▶ PROBLEM STATEMENT: Below are the records; collect from them each line containing the string "mundo".

▶ TASK DATA:
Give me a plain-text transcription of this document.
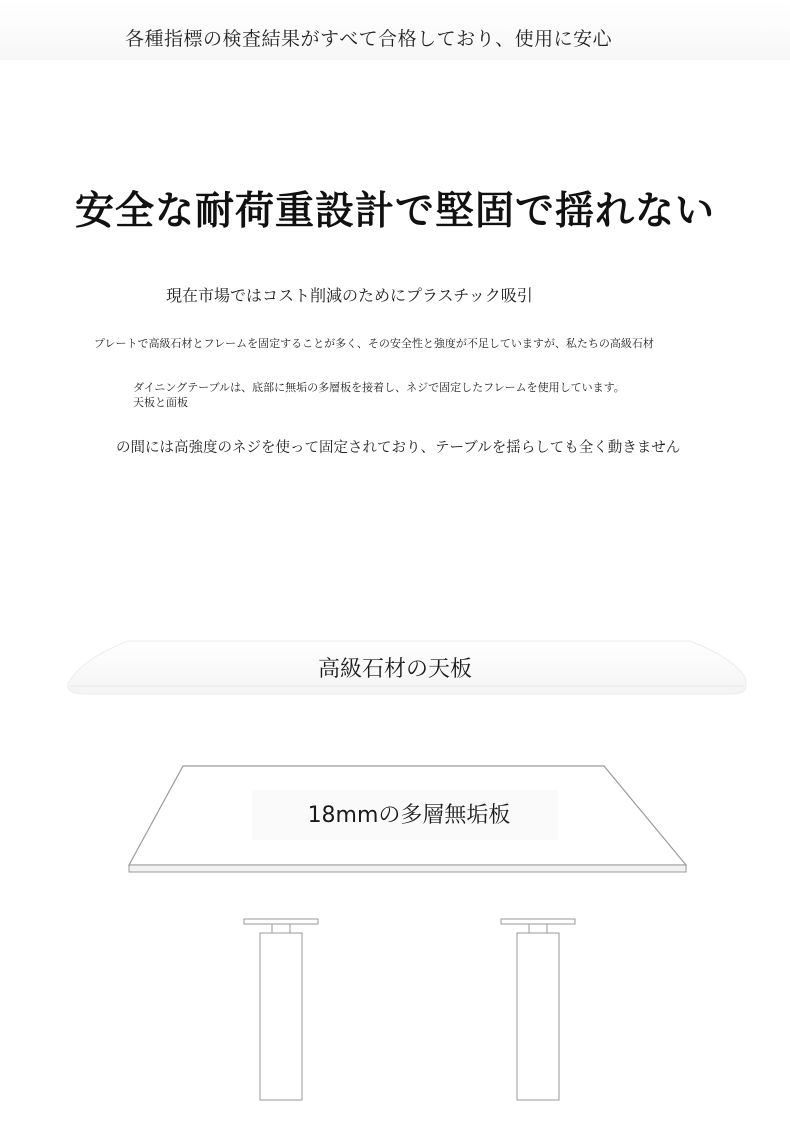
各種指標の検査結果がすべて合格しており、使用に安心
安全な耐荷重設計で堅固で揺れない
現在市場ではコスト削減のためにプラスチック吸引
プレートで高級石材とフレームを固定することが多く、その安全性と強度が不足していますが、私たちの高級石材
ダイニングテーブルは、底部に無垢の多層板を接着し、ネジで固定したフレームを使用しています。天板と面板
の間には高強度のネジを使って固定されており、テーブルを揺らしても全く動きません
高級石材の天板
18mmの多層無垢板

==

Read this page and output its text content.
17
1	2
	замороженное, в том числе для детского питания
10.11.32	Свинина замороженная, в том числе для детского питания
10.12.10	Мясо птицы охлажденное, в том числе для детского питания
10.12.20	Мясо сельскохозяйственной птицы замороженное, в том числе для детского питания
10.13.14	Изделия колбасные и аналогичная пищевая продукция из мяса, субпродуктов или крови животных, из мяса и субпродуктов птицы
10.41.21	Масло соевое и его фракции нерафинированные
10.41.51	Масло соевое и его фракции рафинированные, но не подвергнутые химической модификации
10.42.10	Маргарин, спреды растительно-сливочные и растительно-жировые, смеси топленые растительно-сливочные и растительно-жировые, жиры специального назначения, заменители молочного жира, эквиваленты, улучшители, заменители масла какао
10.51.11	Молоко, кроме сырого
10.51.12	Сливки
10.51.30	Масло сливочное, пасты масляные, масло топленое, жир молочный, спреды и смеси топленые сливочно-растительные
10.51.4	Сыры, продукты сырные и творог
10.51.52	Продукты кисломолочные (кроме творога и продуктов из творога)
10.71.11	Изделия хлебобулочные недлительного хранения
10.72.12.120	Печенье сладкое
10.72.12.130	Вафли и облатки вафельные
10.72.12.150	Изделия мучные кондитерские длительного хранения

---

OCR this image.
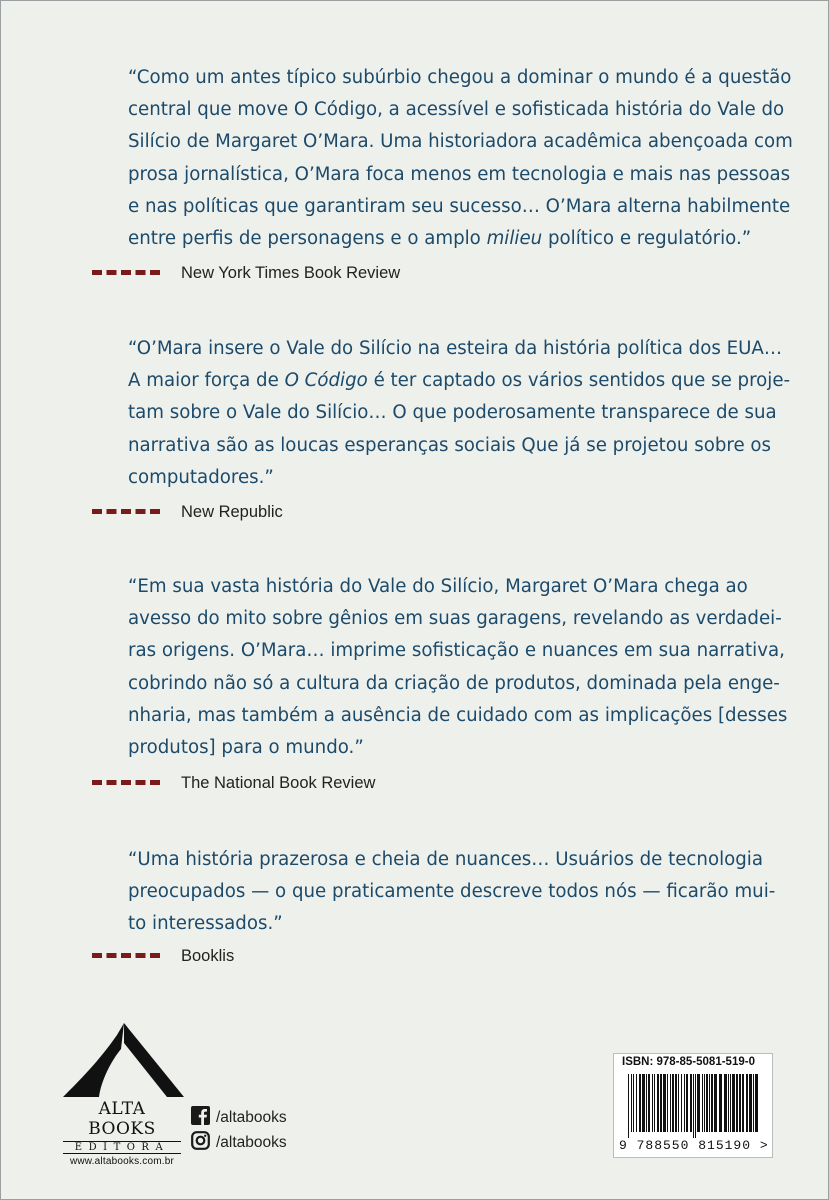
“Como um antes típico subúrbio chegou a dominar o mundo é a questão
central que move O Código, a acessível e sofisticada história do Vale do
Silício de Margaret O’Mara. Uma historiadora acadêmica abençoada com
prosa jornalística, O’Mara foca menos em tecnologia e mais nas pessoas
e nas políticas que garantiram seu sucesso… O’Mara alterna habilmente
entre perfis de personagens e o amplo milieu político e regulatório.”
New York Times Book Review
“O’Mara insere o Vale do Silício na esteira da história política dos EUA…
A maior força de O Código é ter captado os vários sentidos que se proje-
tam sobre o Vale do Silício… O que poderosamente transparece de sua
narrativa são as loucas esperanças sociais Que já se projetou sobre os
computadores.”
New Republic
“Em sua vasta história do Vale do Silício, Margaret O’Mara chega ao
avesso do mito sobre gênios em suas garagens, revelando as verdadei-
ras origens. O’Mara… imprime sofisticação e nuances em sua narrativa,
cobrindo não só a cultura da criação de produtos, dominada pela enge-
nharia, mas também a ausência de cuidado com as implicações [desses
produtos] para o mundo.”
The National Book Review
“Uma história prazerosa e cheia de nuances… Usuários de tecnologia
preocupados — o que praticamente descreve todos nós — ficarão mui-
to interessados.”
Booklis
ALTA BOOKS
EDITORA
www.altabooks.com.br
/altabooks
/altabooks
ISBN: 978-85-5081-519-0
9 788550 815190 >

▶ TASK RESULT:
“Como um antes típico subúrbio chegou a dominar o mundo é a questão
produtos] para o mundo.”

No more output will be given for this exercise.